### Objective
Everything from the line that contains "Serialize everything readable" through the final line of the records below should be quoted exactly, except the pictures.

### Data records
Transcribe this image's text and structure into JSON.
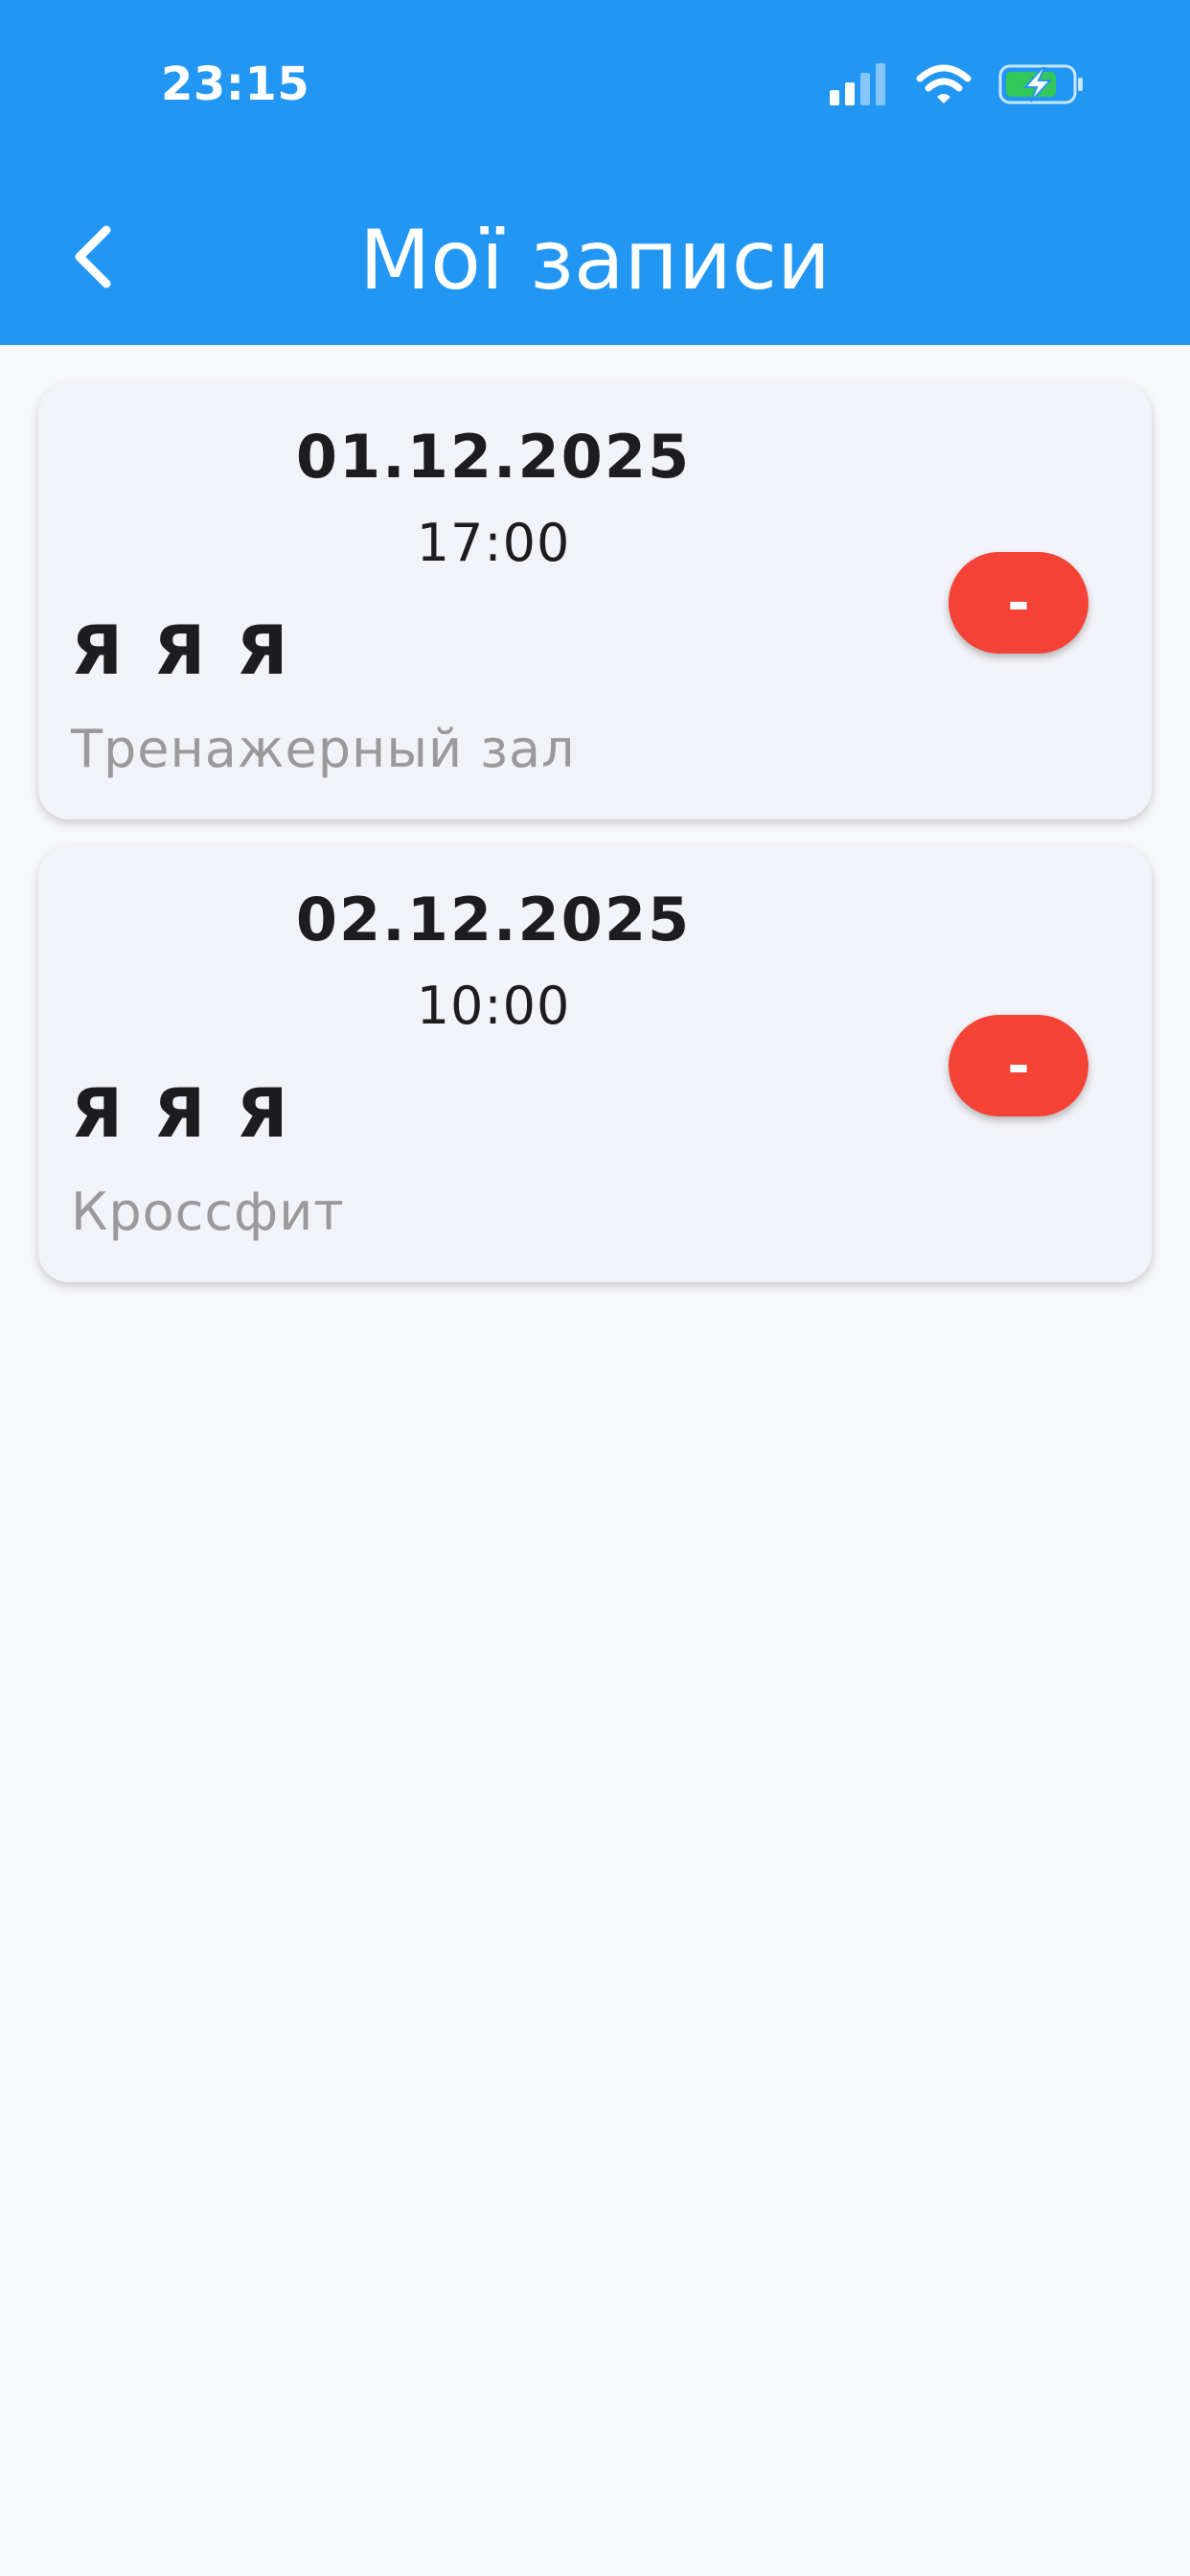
{
  "status_bar": {
    "time": "23:15",
    "icons": [
      "cellular-signal-icon",
      "wifi-icon",
      "battery-charging-icon"
    ]
  },
  "header": {
    "title": "Мої записи",
    "back_icon": "chevron-left-icon"
  },
  "bookings": [
    {
      "date": "01.12.2025",
      "time": "17:00",
      "name": "Я Я Я",
      "activity": "Тренажерный зал",
      "remove_label": "-"
    },
    {
      "date": "02.12.2025",
      "time": "10:00",
      "name": "Я Я Я",
      "activity": "Кроссфит",
      "remove_label": "-"
    }
  ],
  "colors": {
    "app_bar": "#2196f3",
    "background": "#f7f8fc",
    "card": "#f2f3f8",
    "remove_button": "#f44336",
    "secondary_text": "#9a9a9d",
    "battery_fill": "#34c759"
  }
}
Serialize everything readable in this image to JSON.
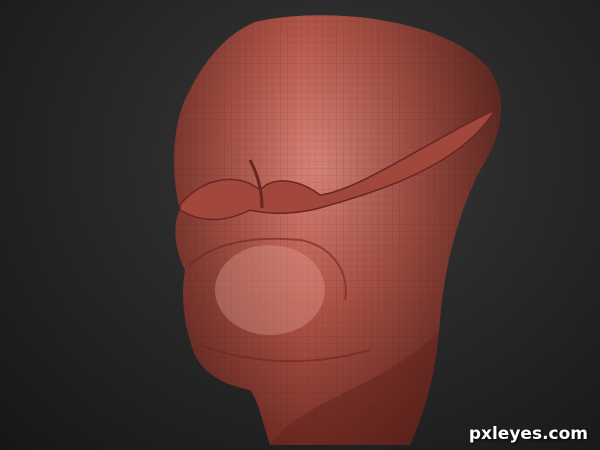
{
  "scene": {
    "subject": "sculpted-head",
    "skin_color": "#b5574a",
    "background_color": "#262626"
  },
  "watermark": {
    "text": "pxleyes.com"
  }
}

### Response to this exercise
Serialize everything readable in this image to JSON.
{
  "scene": {
    "subject": "sculpted-head",
    "skin_color": "#b5574a",
    "background_color": "#262626"
  },
  "watermark": {
    "text": "pxleyes.com"
  }
}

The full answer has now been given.